__TASK INSTRUCTIONS__
From the entries below, copy every line holding the word "rarely".

++++++++++++++++++++

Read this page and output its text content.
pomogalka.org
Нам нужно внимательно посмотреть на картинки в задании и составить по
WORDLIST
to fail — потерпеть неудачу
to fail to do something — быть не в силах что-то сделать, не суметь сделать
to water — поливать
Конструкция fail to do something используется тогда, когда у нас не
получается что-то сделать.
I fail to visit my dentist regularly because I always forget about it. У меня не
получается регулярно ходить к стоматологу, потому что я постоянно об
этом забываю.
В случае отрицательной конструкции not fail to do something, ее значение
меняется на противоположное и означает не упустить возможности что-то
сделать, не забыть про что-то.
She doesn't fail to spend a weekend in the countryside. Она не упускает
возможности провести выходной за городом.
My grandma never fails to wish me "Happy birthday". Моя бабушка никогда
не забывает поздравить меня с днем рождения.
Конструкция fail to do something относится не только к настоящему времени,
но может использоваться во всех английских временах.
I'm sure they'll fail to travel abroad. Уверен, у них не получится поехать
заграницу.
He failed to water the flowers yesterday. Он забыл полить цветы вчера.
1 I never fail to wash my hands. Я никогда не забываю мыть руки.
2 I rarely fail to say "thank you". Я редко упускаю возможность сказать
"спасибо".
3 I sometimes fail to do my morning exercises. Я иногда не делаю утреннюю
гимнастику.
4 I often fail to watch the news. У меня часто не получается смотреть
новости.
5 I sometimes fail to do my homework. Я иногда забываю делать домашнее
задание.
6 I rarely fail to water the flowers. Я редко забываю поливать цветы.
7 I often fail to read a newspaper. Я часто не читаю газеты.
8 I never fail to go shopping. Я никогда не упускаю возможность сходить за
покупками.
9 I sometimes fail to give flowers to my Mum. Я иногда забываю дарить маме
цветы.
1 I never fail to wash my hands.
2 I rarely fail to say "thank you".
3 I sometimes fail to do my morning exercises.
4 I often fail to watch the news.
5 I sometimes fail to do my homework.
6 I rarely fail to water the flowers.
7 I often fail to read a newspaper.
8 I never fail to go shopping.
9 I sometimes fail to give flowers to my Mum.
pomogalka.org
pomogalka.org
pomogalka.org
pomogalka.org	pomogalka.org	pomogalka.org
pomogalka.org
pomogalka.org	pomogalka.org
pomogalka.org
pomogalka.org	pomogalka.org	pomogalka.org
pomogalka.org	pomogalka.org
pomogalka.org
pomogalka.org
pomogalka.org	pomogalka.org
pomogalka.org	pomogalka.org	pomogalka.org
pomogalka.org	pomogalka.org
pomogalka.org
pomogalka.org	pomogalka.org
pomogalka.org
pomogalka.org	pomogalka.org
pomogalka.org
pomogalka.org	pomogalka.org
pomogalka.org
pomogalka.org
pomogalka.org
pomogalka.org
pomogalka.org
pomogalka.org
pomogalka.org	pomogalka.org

++++++++++++++++++++

__OUTPUT BELOW__
2 I rarely fail to say "thank you". Я редко упускаю возможность сказать
6 I rarely fail to water the flowers. Я редко забываю поливать цветы.
2 I rarely fail to say "thank you".
6 I rarely fail to water the flowers.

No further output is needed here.